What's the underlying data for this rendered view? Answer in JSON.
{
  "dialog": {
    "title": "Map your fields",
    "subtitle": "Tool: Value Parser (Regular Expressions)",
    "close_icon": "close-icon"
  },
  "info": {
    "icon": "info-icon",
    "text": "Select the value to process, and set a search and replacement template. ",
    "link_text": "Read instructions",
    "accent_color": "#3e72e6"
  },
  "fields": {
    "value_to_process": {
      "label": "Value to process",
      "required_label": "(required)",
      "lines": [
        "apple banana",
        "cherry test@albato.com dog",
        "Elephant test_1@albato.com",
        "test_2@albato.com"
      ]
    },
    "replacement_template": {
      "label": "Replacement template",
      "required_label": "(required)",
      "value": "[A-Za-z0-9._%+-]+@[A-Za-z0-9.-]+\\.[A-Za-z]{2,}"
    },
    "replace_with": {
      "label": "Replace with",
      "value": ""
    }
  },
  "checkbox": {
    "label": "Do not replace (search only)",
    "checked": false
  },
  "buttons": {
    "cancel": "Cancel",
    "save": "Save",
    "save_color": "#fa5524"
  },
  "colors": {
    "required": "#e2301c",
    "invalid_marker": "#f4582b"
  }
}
··········
TASK DIRECTIONS:
Copy every line of the records above that contains "albato".

TASK RESULT:
        "cherry test@albato.com dog",
        "Elephant test_1@albato.com",
        "test_2@albato.com"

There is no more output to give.